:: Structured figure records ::
####

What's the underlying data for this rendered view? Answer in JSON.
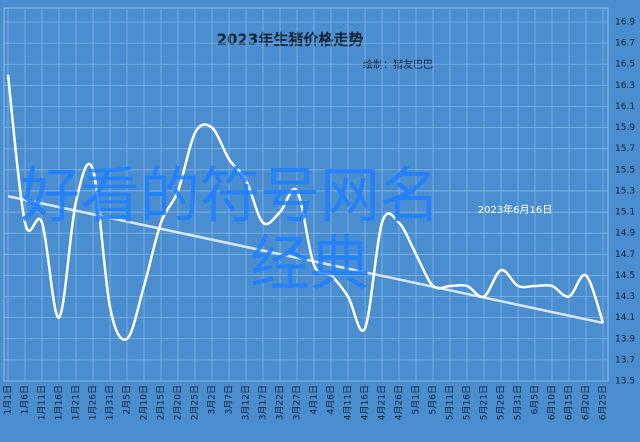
{
  "chart_data": {
    "type": "line",
    "title": "2023年生猪价格走势",
    "subtitle": "绘制：猪友巴巴",
    "annotation": "2023年6月16日",
    "watermark": [
      "好看的符号网名",
      "经典"
    ],
    "categories": [
      "1月1日",
      "1月6日",
      "1月11日",
      "1月16日",
      "1月21日",
      "1月26日",
      "1月31日",
      "2月5日",
      "2月10日",
      "2月15日",
      "2月20日",
      "2月25日",
      "3月2日",
      "3月7日",
      "3月12日",
      "3月17日",
      "3月22日",
      "3月27日",
      "4月1日",
      "4月6日",
      "4月11日",
      "4月16日",
      "4月21日",
      "4月26日",
      "5月1日",
      "5月6日",
      "5月11日",
      "5月16日",
      "5月21日",
      "5月26日",
      "5月31日",
      "6月5日",
      "6月10日",
      "6月15日",
      "6月20日",
      "6月25日"
    ],
    "series": [
      {
        "color": "#ffffff",
        "values": [
          16.4,
          15.0,
          15.0,
          14.1,
          15.2,
          15.5,
          14.2,
          13.9,
          14.4,
          15.0,
          15.3,
          15.85,
          15.9,
          15.6,
          15.4,
          15.0,
          15.1,
          15.3,
          14.6,
          14.5,
          14.3,
          14.0,
          15.0,
          15.0,
          14.7,
          14.4,
          14.4,
          14.4,
          14.3,
          14.55,
          14.4,
          14.4,
          14.4,
          14.3,
          14.5,
          14.05
        ]
      }
    ],
    "trendline": [
      15.25,
      14.05
    ],
    "ylim": [
      13.5,
      16.9
    ],
    "yticks": [
      13.5,
      13.7,
      13.9,
      14.1,
      14.3,
      14.5,
      14.7,
      14.9,
      15.1,
      15.3,
      15.5,
      15.7,
      15.9,
      16.1,
      16.3,
      16.5,
      16.7,
      16.9
    ],
    "grid": true,
    "background": "#4a8ed0"
  }
}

####

:: Written request ::
Write out the entries above word for word. Do not include the pictures.

:: Exercise response ::
What's the underlying data for this rendered view? Answer in JSON.
{
  "chart_data": {
    "type": "line",
    "title": "2023年生猪价格走势",
    "subtitle": "绘制：猪友巴巴",
    "annotation": "2023年6月16日",
    "watermark": [
      "好看的符号网名",
      "经典"
    ],
    "categories": [
      "1月1日",
      "1月6日",
      "1月11日",
      "1月16日",
      "1月21日",
      "1月26日",
      "1月31日",
      "2月5日",
      "2月10日",
      "2月15日",
      "2月20日",
      "2月25日",
      "3月2日",
      "3月7日",
      "3月12日",
      "3月17日",
      "3月22日",
      "3月27日",
      "4月1日",
      "4月6日",
      "4月11日",
      "4月16日",
      "4月21日",
      "4月26日",
      "5月1日",
      "5月6日",
      "5月11日",
      "5月16日",
      "5月21日",
      "5月26日",
      "5月31日",
      "6月5日",
      "6月10日",
      "6月15日",
      "6月20日",
      "6月25日"
    ],
    "series": [
      {
        "color": "#ffffff",
        "values": [
          16.4,
          15.0,
          15.0,
          14.1,
          15.2,
          15.5,
          14.2,
          13.9,
          14.4,
          15.0,
          15.3,
          15.85,
          15.9,
          15.6,
          15.4,
          15.0,
          15.1,
          15.3,
          14.6,
          14.5,
          14.3,
          14.0,
          15.0,
          15.0,
          14.7,
          14.4,
          14.4,
          14.4,
          14.3,
          14.55,
          14.4,
          14.4,
          14.4,
          14.3,
          14.5,
          14.05
        ]
      }
    ],
    "trendline": [
      15.25,
      14.05
    ],
    "ylim": [
      13.5,
      16.9
    ],
    "yticks": [
      13.5,
      13.7,
      13.9,
      14.1,
      14.3,
      14.5,
      14.7,
      14.9,
      15.1,
      15.3,
      15.5,
      15.7,
      15.9,
      16.1,
      16.3,
      16.5,
      16.7,
      16.9
    ],
    "grid": true,
    "background": "#4a8ed0"
  }
}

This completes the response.